Requirement - Filter this data down to the lines that hold "Movies", and copy them.

Data excerpts -

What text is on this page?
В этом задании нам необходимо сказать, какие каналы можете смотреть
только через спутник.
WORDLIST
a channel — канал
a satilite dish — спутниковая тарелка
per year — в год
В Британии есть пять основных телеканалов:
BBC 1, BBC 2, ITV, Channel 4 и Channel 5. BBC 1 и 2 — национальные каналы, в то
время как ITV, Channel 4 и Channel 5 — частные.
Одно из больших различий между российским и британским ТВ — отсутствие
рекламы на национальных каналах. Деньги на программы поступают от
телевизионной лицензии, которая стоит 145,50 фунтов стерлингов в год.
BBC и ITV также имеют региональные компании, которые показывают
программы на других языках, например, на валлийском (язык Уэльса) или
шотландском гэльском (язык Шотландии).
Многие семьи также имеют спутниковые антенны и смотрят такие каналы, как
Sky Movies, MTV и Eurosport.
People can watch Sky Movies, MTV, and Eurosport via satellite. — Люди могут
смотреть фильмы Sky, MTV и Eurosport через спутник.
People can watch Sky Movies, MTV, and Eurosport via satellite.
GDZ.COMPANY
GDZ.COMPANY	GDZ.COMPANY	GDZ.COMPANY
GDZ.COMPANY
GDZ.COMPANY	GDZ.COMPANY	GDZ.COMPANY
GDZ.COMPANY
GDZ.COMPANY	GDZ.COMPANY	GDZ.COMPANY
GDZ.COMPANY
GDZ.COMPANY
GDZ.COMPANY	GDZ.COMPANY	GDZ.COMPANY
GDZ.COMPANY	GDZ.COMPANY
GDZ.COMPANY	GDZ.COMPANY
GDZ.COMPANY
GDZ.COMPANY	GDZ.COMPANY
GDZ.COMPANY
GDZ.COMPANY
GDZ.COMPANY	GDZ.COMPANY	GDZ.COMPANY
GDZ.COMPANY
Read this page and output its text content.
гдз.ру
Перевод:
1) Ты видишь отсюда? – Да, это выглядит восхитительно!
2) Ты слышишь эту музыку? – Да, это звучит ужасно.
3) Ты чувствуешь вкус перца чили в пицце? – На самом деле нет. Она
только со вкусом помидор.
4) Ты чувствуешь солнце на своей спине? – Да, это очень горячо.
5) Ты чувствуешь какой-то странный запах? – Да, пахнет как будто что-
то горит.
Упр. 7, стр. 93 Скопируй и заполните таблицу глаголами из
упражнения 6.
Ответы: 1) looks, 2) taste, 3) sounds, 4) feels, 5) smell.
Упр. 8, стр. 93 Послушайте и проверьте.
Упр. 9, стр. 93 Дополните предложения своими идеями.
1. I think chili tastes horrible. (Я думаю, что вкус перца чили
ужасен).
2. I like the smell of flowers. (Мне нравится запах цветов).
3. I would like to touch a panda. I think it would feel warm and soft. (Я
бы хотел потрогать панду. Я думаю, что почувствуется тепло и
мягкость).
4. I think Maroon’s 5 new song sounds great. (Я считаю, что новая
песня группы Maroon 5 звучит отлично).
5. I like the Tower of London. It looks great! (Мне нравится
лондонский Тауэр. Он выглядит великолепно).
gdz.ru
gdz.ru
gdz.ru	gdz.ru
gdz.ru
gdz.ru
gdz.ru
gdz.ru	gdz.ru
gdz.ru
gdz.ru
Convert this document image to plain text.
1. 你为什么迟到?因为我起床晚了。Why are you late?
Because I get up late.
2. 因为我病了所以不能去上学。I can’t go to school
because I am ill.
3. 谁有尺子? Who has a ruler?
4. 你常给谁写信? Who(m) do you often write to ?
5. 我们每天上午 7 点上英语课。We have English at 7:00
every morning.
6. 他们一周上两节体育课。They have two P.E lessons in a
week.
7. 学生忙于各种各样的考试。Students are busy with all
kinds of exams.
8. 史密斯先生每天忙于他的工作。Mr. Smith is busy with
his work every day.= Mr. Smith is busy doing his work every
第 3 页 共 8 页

Result below -
Sky Movies, MTV и Eurosport.
People can watch Sky Movies, MTV, and Eurosport via satellite. — Люди могут
People can watch Sky Movies, MTV, and Eurosport via satellite.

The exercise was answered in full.